- _Given exercise_: Scan the material for the word "estrellas", and copy each line where it shows up.

- _Data in this exercise_:
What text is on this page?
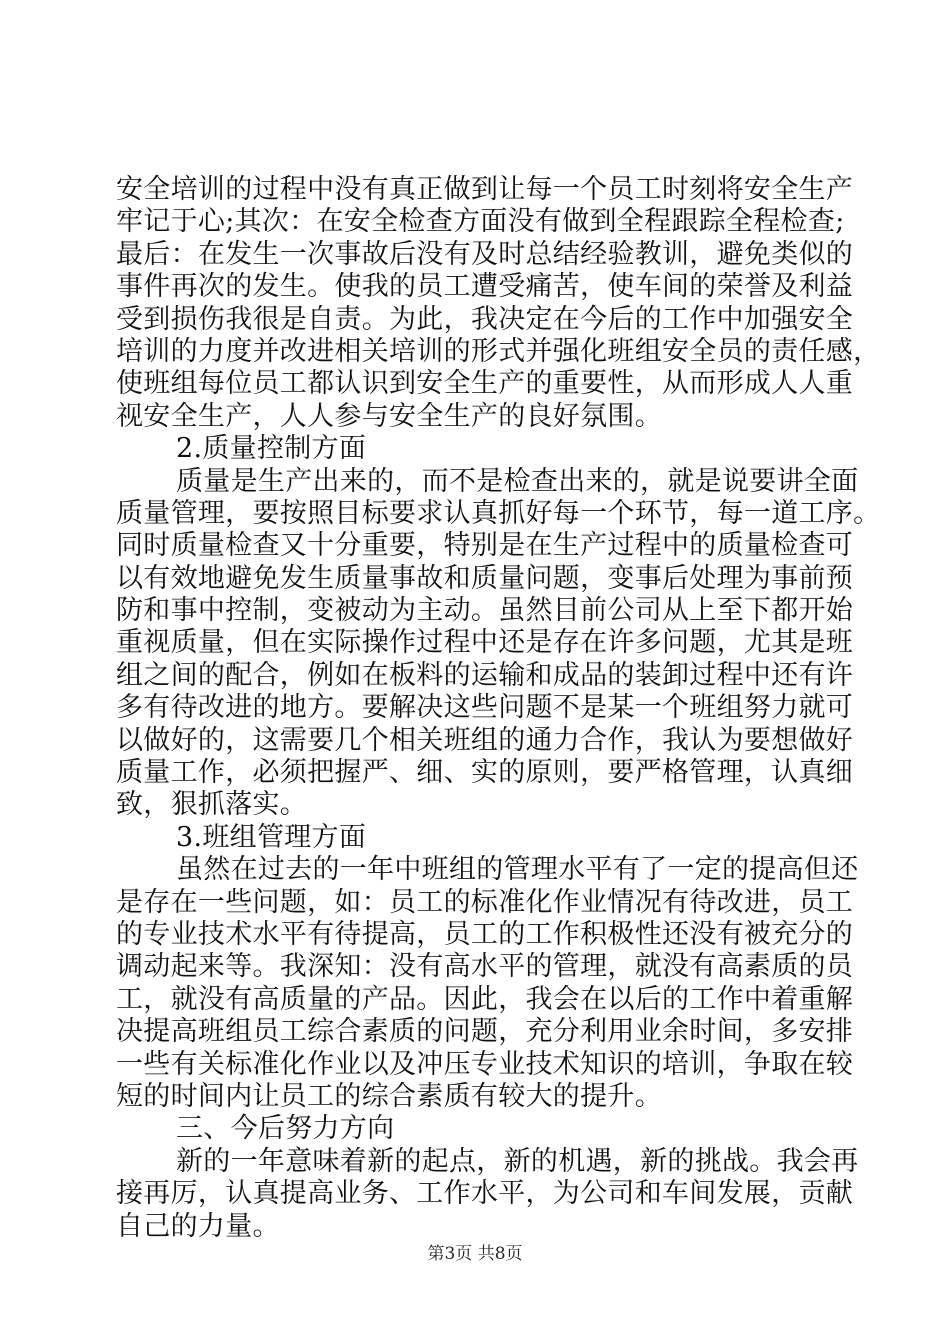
安全培训的过程中没有真正做到让每一个员工时刻将安全生产
牢记于心;其次：在安全检查方面没有做到全程跟踪全程检查;
最后：在发生一次事故后没有及时总结经验教训，避免类似的
事件再次的发生。使我的员工遭受痛苦，使车间的荣誉及利益
受到损伤我很是自责。为此，我决定在今后的工作中加强安全
培训的力度并改进相关培训的形式并强化班组安全员的责任感，
使班组每位员工都认识到安全生产的重要性，从而形成人人重
视安全生产，人人参与安全生产的良好氛围。
2.质量控制方面
质量是生产出来的，而不是检查出来的，就是说要讲全面
质量管理，要按照目标要求认真抓好每一个环节，每一道工序。
同时质量检查又十分重要，特别是在生产过程中的质量检查可
以有效地避免发生质量事故和质量问题，变事后处理为事前预
防和事中控制，变被动为主动。虽然目前公司从上至下都开始
重视质量，但在实际操作过程中还是存在许多问题，尤其是班
组之间的配合，例如在板料的运输和成品的装卸过程中还有许
多有待改进的地方。要解决这些问题不是某一个班组努力就可
以做好的，这需要几个相关班组的通力合作，我认为要想做好
质量工作，必须把握严、细、实的原则，要严格管理，认真细
致，狠抓落实。
3.班组管理方面
虽然在过去的一年中班组的管理水平有了一定的提高但还
是存在一些问题，如：员工的标准化作业情况有待改进，员工
的专业技术水平有待提高，员工的工作积极性还没有被充分的
调动起来等。我深知：没有高水平的管理，就没有高素质的员
工，就没有高质量的产品。因此，我会在以后的工作中着重解
决提高班组员工综合素质的问题，充分利用业余时间，多安排
一些有关标准化作业以及冲压专业技术知识的培训，争取在较
短的时间内让员工的综合素质有较大的提升。
三、今后努力方向
新的一年意味着新的起点，新的机遇，新的挑战。我会再
接再厉，认真提高业务、工作水平，为公司和车间发展，贡献
自己的力量。
第3页 共8页
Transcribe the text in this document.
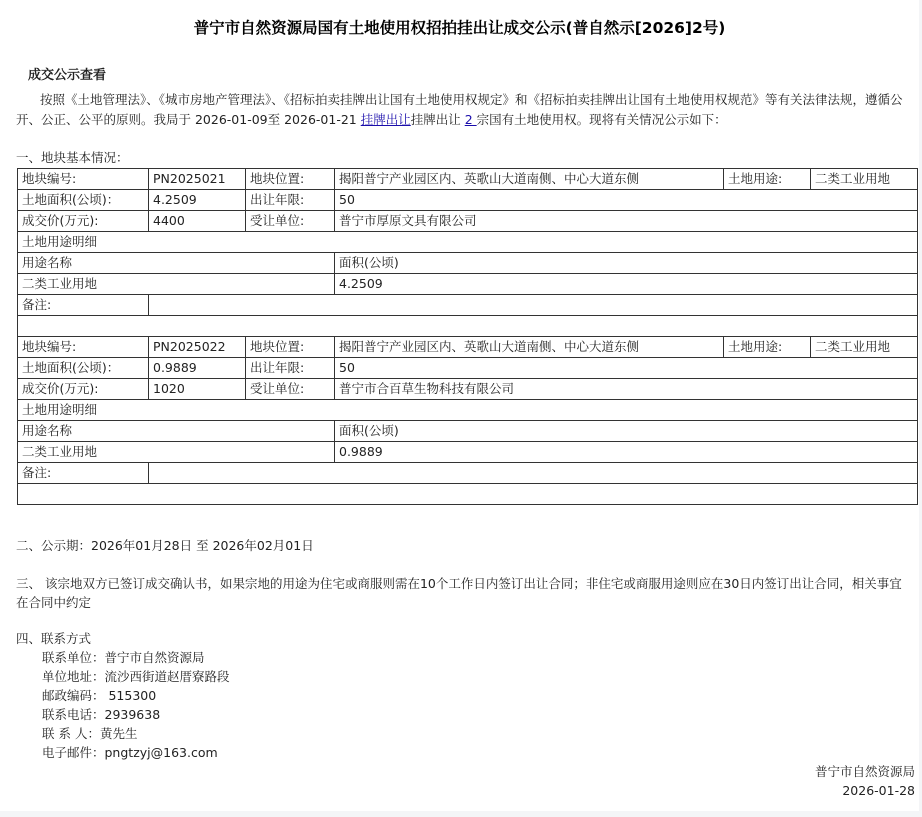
普宁市自然资源局国有土地使用权招拍挂出让成交公示(普自然示[2026]2号)
成交公示查看
按照《土地管理法》、《城市房地产管理法》、《招标拍卖挂牌出让国有土地使用权规定》和《招标拍卖挂牌出让国有土地使用权规范》等有关法律法规，遵循公开、公正、公平的原则。我局于 2026-01-09至 2026-01-21 挂牌出让挂牌出让 2 宗国有土地使用权。现将有关情况公示如下：
一、地块基本情况：
地块编号:	PN2025021	地块位置:	揭阳普宁产业园区内、英歌山大道南侧、中心大道东侧	土地用途:	二类工业用地
土地面积(公顷)：	4.2509	出让年限:	50		
成交价(万元):	4400	受让单位:	普宁市厚原文具有限公司		
土地用途明细					
用途名称			面积(公顷)		
二类工业用地			4.2509		
备注:					

地块编号:	PN2025022	地块位置:	揭阳普宁产业园区内、英歌山大道南侧、中心大道东侧	土地用途:	二类工业用地
土地面积(公顷)：	0.9889	出让年限:	50		
成交价(万元):	1020	受让单位:	普宁市合百草生物科技有限公司		
土地用途明细					
用途名称			面积(公顷)		
二类工业用地			0.9889		
备注:					

二、公示期：2026年01月28日 至 2026年02月01日
三、 该宗地双方已签订成交确认书，如果宗地的用途为住宅或商服则需在10个工作日内签订出让合同；非住宅或商服用途则应在30日内签订出让合同，相关事宜在合同中约定
四、联系方式
联系单位：普宁市自然资源局
单位地址：流沙西街道赵厝寮路段
邮政编码： 515300
联系电话：2939638
联 系 人：黄先生
电子邮件：pngtzyj@163.com
普宁市自然资源局
2026-01-28
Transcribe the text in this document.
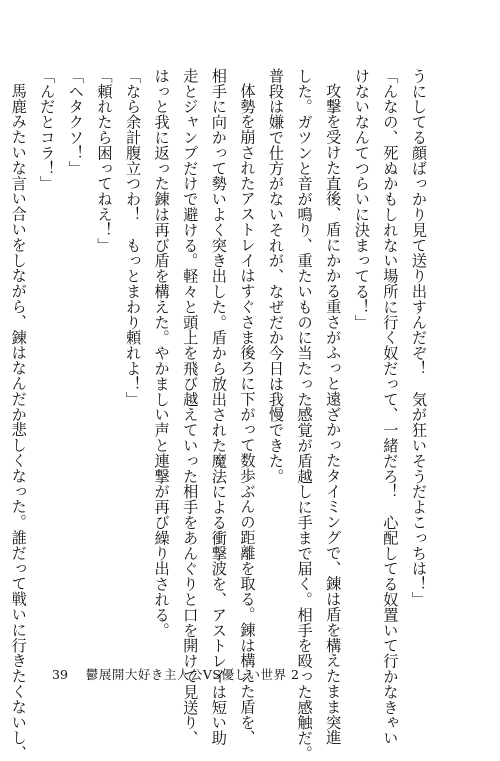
うにしてる顔ばっかり見て送り出すんだぞ！　気が狂いそうだよこっちは！」

「んなの、死ぬかもしれない場所に行く奴だって、一緒だろ！　心配してる奴置いて行かなきゃい

けないなんてつらいに決まってる！」

攻撃を受けた直後、盾にかかる重さがふっと遠ざかったタイミングで、錬は盾を構えたまま突進

した。ガツンと音が鳴り、重たいものに当たった感覚が盾越しに手まで届く。相手を殴った感触だ。

普段は嫌で仕方がないそれが、なぜだか今日は我慢できた。

体勢を崩されたアストレイはすぐさま後ろに下がって数歩ぶんの距離を取る。錬は構えた盾を、

相手に向かって勢いよく突き出した。盾から放出された魔法による衝撃波を、アストレイは短い助

走とジャンプだけで避ける。軽々と頭上を飛び越えていった相手をあんぐりと口を開けて見送り、

はっと我に返った錬は再び盾を構えた。やかましい声と連撃が再び繰り出される。

「なら余計腹立つわ！　もっとまわり頼れよ！」

「頼れたら困ってねえ！」

「ヘタクソ！」

「んだとコラ！」

馬鹿みたいな言い合いをしながら、錬はなんだか悲しくなった。誰だって戦いに行きたくないし、	39 鬱展開大好き主人公VS優しい世界 2
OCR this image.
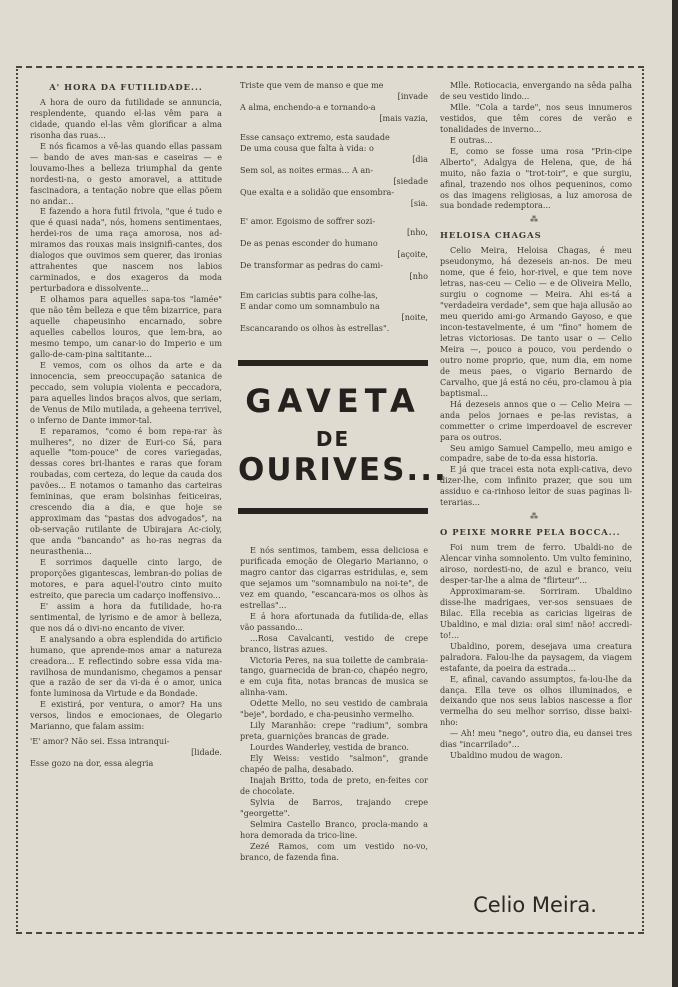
A' HORA DA FUTILIDADE...

A hora de ouro da futilidade se annuncia, resplendente, quando el-las vêm para a cidade, quando el-las vêm glorificar a alma risonha das ruas...

E nós ficamos a vê-las quando ellas passam — bando de aves man-sas e caseiras — e louvamo-lhes a belleza triumphal da gente nordesti-na, o gesto amoravel, a attitude fascinadora, a tentação nobre que ellas põem no andar...

E fazendo a hora futil frivola, "que é tudo e que é quasi nada", nós, homens sentimentaes, herdei-ros de uma raça amorosa, nos ad-miramos das rouxas mais insignifi-cantes, dos dialogos que ouvimos sem querer, das ironias attrahentes que nascem nos labios carminados, e dos exageros da moda perturbadora e dissolvente...

E olhamos para aquelles sapa-tos "lamée" que não têm belleza e que têm bizarrice, para aquelle chapeusinho encarnado, sobre aquelles cabellos louros, que lem-bra, ao mesmo tempo, um canar-io do Imperio e um gallo-de-cam-pina saltitante...

E vemos, com os olhos da arte e da innocencia, sem preoccupação satanica de peccado, sem volupia violenta e peccadora, para aquelles lindos braços alvos, que seriam, de Venus de Milo mutilada, a geheena terrivel, o inferno de Dante immor-tal.

E reparamos, "como é bom repa-rar às mulheres", no dizer de Euri-co Sá, para aquelle "tom-pouce" de cores variegadas, dessas cores bri-lhantes e raras que foram roubadas, com certeza, do leque da cauda dos pavões... E notamos o tamanho das carteiras femininas, que eram bolsinhas feiticeiras, crescendo dia a dia, e que hoje se approximam das "pastas dos advogados", na ob-servação rutilante de Ubirajara Ac-cioly, que anda "bancando" as ho-ras negras da neurasthenia...

E sorrimos daquelle cinto largo, de proporções gigantescas, lembran-do polias de motores, e para aquel-l'outro cinto muito estreito, que parecia um cadarço inoffensivo...

E' assim a hora da futilidade, ho-ra sentimental, de lyrismo e de amor à belleza, que nos dá o divi-no encanto de viver.

E analysando a obra esplendida do artificio humano, que aprende-mos amar a natureza creadora... E reflectindo sobre essa vida ma-ravilhosa de mundanismo, chegamos a pensar que a razão de ser da vi-da é o amor, unica fonte luminosa da Virtude e da Bondade.

E existirá, por ventura, o amor? Ha uns versos, lindos e emocionaes, de Olegario Marianno, que falam assim:

'E' amor? Não sei. Essa intranqui-

[lidade.

Esse gozo na dor, essa alegria

Triste que vem de manso e que me
[invade
A alma, enchendo-a e tornando-a
[mais vazia,
Esse cansaço extremo, esta saudade
De uma cousa que falta à vida: o
[dia
Sem sol, as noites ermas... A an-
[siedade
Que exalta e a solidão que ensombra-
[sia.
E' amor. Egoismo de soffrer sozi-
[nho,
De as penas esconder do humano
[açoite,
De transformar as pedras do cami-
[nho
Em caricias subtis para colhe-las,
E andar como um somnambulo na
[noite,
Escancarando os olhos às estrellas".
GAVETA
DE
OURIVES...

E nós sentimos, tambem, essa deliciosa e purificada emoção de Olegario Marianno, o magro cantor das cigarras estridulas, e, sem que sejamos um "somnambulo na noi-te", de vez em quando, "escancara-mos os olhos às estrellas"...

E á hora afortunada da futilida-de, ellas vão passando...

...Rosa Cavalcanti, vestido de crepe branco, listras azues.

Victoria Peres, na sua toilette de cambraia-tango, guarnecida de bran-co, chapéo negro, e em cuja fita, notas brancas de musica se alinha-vam.

Odette Mello, no seu vestido de cambraia "beje", bordado, e cha-peusinho vermelho.

Lily Maranhão: crepe "radium", sombra preta, guarnições brancas de grade.

Lourdes Wanderley, vestida de branco.

Ely Weiss: vestido "salmon", grande chapéo de palha, desabado.

Inajah Britto, toda de preto, en-feites cor de chocolate.

Sylvia de Barros, trajando crepe "georgette".

Selmira Castello Branco, procla-mando a hora demorada da trico-line.

Zezé Ramos, com um vestido no-vo, branco, de fazenda fina.

Mlle. Rotiocacia, envergando na sêda palha de seu vestido lindo...

Mlle. "Cola a tarde", nos seus innumeros vestidos, que têm cores de verão e tonalidades de inverno...

E outras...

E, como se fosse uma rosa "Prin-cipe Alberto", Adalgya de Helena, que, de há muito, não fazia o "trot-toir", e que surgiu, afinal, trazendo nos olhos pequeninos, como os das imagens religiosas, a luz amorosa de sua bondade redemptora...

⁂

HELOISA CHAGAS

Celio Meira, Heloisa Chagas, é meu pseudonymo, há dezeseis an-nos. De meu nome, que é feio, hor-rivel, e que tem nove letras, nas-ceu — Celio — e de Oliveira Mello, surgiu o cognome — Meira. Ahi es-tá a "verdadeira verdade", sem que haja allusão ao meu querido ami-go Armando Gayoso, e que incon-testavelmente, é um "fino" homem de letras victoriosas. De tanto usar o — Celio Meira —, pouco a pouco, vou perdendo o outro nome proprio, que, num dia, em nome de meus paes, o vigario Bernardo de Carvalho, que já está no céu, pro-clamou à pia baptismal...

Há dezeseis annos que o — Celio Meira — anda pelos jornaes e pe-las revistas, a commetter o crime imperdoavel de escrever para os outros.

Seu amigo Samuel Campello, meu amigo e compadre, sabe de to-da essa historia.

E já que tracei esta nota expli-cativa, devo dizer-lhe, com infinito prazer, que sou um assiduo e ca-rinhoso leitor de suas paginas li-terarias...

⁂

O PEIXE MORRE PELA BOCCA...

Foi num trem de ferro. Ubaldi-no de Alencar vinha somnolento. Um vulto feminino, airoso, nordesti-no, de azul e branco, veiu desper-tar-lhe a alma de "flirteur"...

Approximaram-se. Sorriram. Ubaldino disse-lhe madrigaes, ver-sos sensuaes de Bilac. Ella recebia as caricias ligeiras de Ubaldino, e mal dizia: oral sim! não! accredi-to!...

Ubaldino, porem, desejava uma creatura palradora. Falou-lhe da paysagem, da viagem estafante, da poeira da estrada...

E, afinal, cavando assumptos, fa-lou-lhe da dança. Ella teve os olhos illuminados, e deixando que nos seus labios nascesse a flor vermelha do seu melhor sorriso, disse baixi-nho:

— Ah! meu "nego", outro dia, eu dansei tres dias "incarrilado"...

Ubaldino mudou de wagon.

Celio Meira.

- _Worked solution_:
Escancarando os olhos às estrellas".
E nós sentimos, tambem, essa deliciosa e purificada emoção de Olegario Marianno, o magro cantor das cigarras estridulas, e, sem que sejamos um "somnambulo na noi-te", de vez em quando, "escancara-mos os olhos às estrellas"...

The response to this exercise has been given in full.